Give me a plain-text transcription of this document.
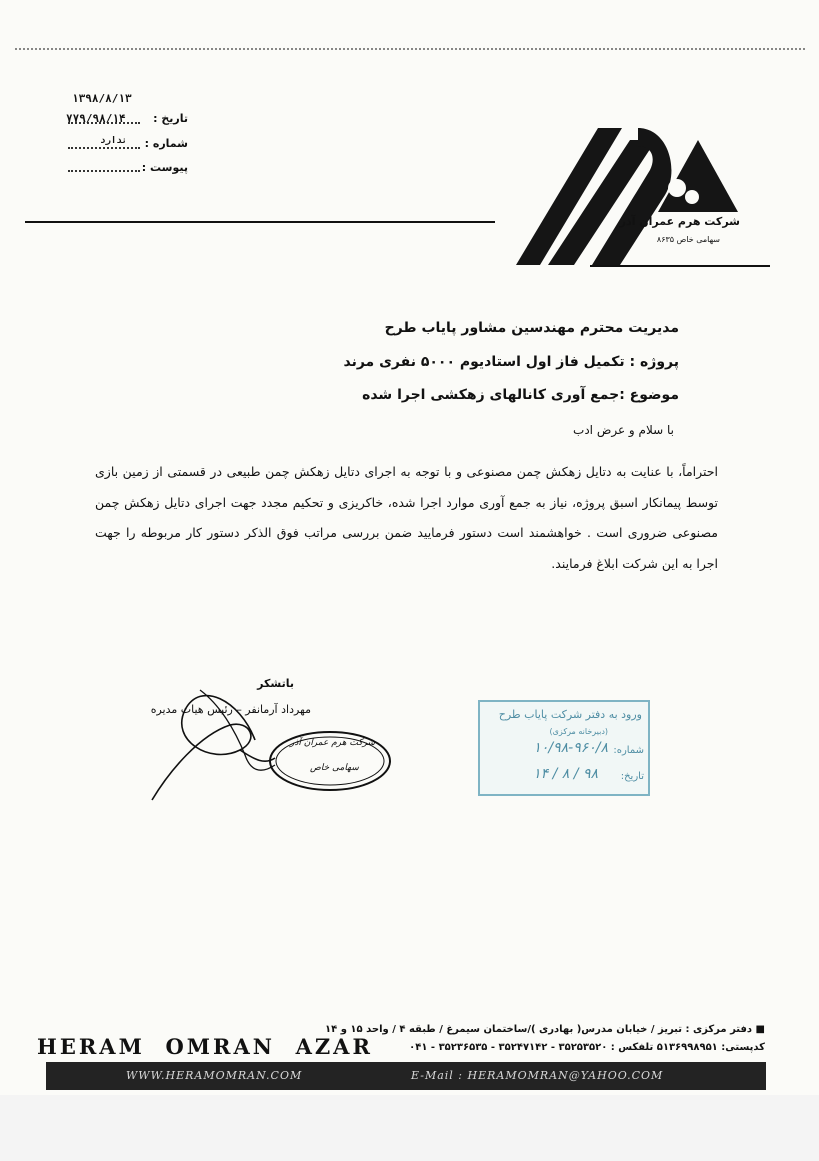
۱۳۹۸/۸/۱۳
تاریخ :
۷۷۹/۹۸/۱۴
شماره :
ندارد
پیوست :
شرکت هرم عمران آذر
سهامی خاص ۸۶۳۵
مدیریت محترم مهندسین مشاور پایاب طرح
پروژه : تکمیل فاز اول استادیوم ۵۰۰۰ نفری مرند
موضوع :جمع آوری کانالهای زهکشی اجرا شده
با سلام و عرض ادب
احتراماً، با عنایت به دتایل زهکش چمن مصنوعی و با توجه به اجرای دتایل زهکش چمن طبیعی در قسمتی از زمین بازی توسط پیمانکار اسبق پروژه، نیاز به جمع آوری موارد اجرا شده، خاکریزی و تحکیم مجدد جهت اجرای دتایل زهکش چمن مصنوعی ضروری است . خواهشمند است دستور فرمایید ضمن بررسی مراتب فوق الذکر دستور کار مربوطه را جهت اجرا به این شرکت ابلاغ فرمایند.
باتشکر
مهرداد آرمانفر – رئیس هیات مدیره
شرکت هرم عمران آذر
سهامی خاص
ورود به دفتر شرکت پایاب طرح
(دبیرخانه مرکزی)
شماره:
۱۰/۹۸-۹۶۰/۸
تاریخ:
۹۸ / ۸ / ۱۴
■ دفتر مرکزی : تبریز / خیابان مدرس( بهادری )/ساختمان سیمرغ / طبقه ۴ / واحد ۱۵ و ۱۴
کدپستی: ۵۱۳۶۹۹۸۹۵۱ تلفکس : ۳۵۲۵۳۵۲۰ - ۳۵۲۴۷۱۴۲ - ۳۵۲۳۶۵۳۵ - ۰۴۱
HERAM  OMRAN  AZAR
WWW.HERAMOMRAN.COM	E-Mail : HERAMOMRAN@YAHOO.COM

══════════════════════════════

Lines that include the word "پایاب" are to be extracted from the data above.

• _WRITTEN RESPONSE_:
مدیریت محترم مهندسین مشاور پایاب طرح
ورود به دفتر شرکت پایاب طرح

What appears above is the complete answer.